> **EXERCISE OBJECTIVE**:
Write each line exactly, from the line that holds "Give me the" through the final line of the material, and no other line.

[Data records]

-=-=-

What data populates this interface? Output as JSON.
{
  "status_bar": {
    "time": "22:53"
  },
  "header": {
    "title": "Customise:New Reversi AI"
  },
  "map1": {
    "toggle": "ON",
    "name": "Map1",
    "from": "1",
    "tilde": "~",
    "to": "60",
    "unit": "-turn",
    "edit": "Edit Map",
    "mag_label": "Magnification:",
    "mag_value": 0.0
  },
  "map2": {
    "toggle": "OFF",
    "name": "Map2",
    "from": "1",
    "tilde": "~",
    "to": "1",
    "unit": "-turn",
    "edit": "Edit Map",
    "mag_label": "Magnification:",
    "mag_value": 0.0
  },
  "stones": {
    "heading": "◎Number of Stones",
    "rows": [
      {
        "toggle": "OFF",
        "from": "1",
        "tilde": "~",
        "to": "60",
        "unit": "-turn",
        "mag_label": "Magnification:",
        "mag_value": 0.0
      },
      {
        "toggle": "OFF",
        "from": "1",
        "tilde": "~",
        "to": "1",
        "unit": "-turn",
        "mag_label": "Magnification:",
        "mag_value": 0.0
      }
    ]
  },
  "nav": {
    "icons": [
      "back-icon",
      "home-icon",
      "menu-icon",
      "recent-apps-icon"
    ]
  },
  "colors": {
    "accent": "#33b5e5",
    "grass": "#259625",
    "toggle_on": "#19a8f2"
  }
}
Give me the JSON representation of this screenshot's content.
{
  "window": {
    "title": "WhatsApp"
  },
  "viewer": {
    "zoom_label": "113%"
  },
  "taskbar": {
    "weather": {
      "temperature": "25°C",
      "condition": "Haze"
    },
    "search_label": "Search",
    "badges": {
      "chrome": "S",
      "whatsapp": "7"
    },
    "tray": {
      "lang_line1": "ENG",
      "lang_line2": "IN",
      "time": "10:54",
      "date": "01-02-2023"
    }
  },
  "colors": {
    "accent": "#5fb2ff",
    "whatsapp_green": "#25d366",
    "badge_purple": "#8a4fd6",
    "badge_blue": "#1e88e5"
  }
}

-=-=-

> **RESULT OF THIS TASK**:
Give me the JSON representation of this screenshot's content.
{
  "window": {
    "title": "WhatsApp"
  },
  "viewer": {
    "zoom_label": "113%"
  },
  "taskbar": {
    "weather": {
      "temperature": "25°C",
      "condition": "Haze"
    },
    "search_label": "Search",
    "badges": {
      "chrome": "S",
      "whatsapp": "7"
    },
    "tray": {
      "lang_line1": "ENG",
      "lang_line2": "IN",
      "time": "10:54",
      "date": "01-02-2023"
    }
  },
  "colors": {
    "accent": "#5fb2ff",
    "whatsapp_green": "#25d366",
    "badge_purple": "#8a4fd6",
    "badge_blue": "#1e88e5"
  }
}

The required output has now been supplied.